What you have to do => Give the data below again exactly as written, without its pictures.

(Some records)

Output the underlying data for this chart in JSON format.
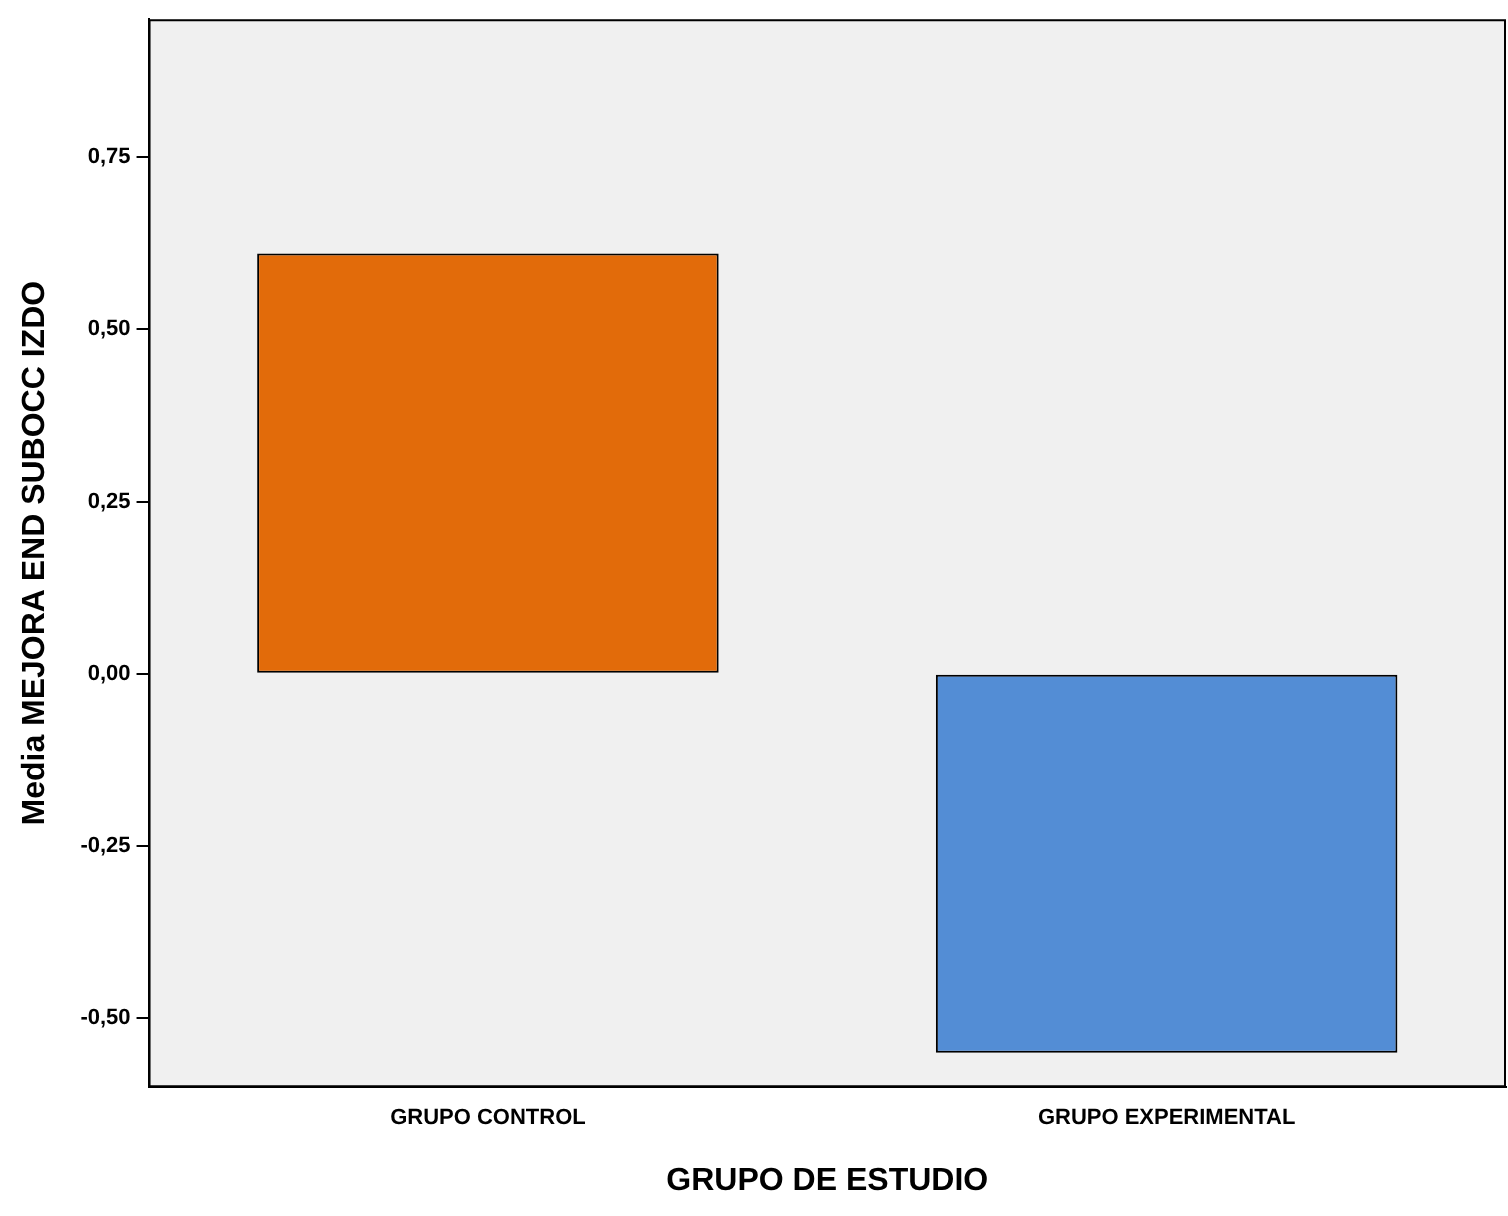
{
  "chart_data": {
    "type": "bar",
    "xlabel": "GRUPO DE ESTUDIO",
    "ylabel": "Media MEJORA END SUBOCC IZDO",
    "categories": [
      "GRUPO CONTROL",
      "GRUPO EXPERIMENTAL"
    ],
    "values": [
      0.61,
      -0.55
    ],
    "colors": [
      "#e26b0a",
      "#538dd5"
    ],
    "ylim": [
      -0.6,
      0.95
    ],
    "yticks": [
      {
        "value": -0.5,
        "label": "-0,50"
      },
      {
        "value": -0.25,
        "label": "-0,25"
      },
      {
        "value": 0,
        "label": "0,00"
      },
      {
        "value": 0.25,
        "label": "0,25"
      },
      {
        "value": 0.5,
        "label": "0,50"
      },
      {
        "value": 0.75,
        "label": "0,75"
      }
    ],
    "grid": false,
    "legend": false
  }
}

Completed exercise =>
Output the underlying data for this chart in JSON format.
{
  "chart_data": {
    "type": "bar",
    "xlabel": "GRUPO DE ESTUDIO",
    "ylabel": "Media MEJORA END SUBOCC IZDO",
    "categories": [
      "GRUPO CONTROL",
      "GRUPO EXPERIMENTAL"
    ],
    "values": [
      0.61,
      -0.55
    ],
    "colors": [
      "#e26b0a",
      "#538dd5"
    ],
    "ylim": [
      -0.6,
      0.95
    ],
    "yticks": [
      {
        "value": -0.5,
        "label": "-0,50"
      },
      {
        "value": -0.25,
        "label": "-0,25"
      },
      {
        "value": 0,
        "label": "0,00"
      },
      {
        "value": 0.25,
        "label": "0,25"
      },
      {
        "value": 0.5,
        "label": "0,50"
      },
      {
        "value": 0.75,
        "label": "0,75"
      }
    ],
    "grid": false,
    "legend": false
  }
}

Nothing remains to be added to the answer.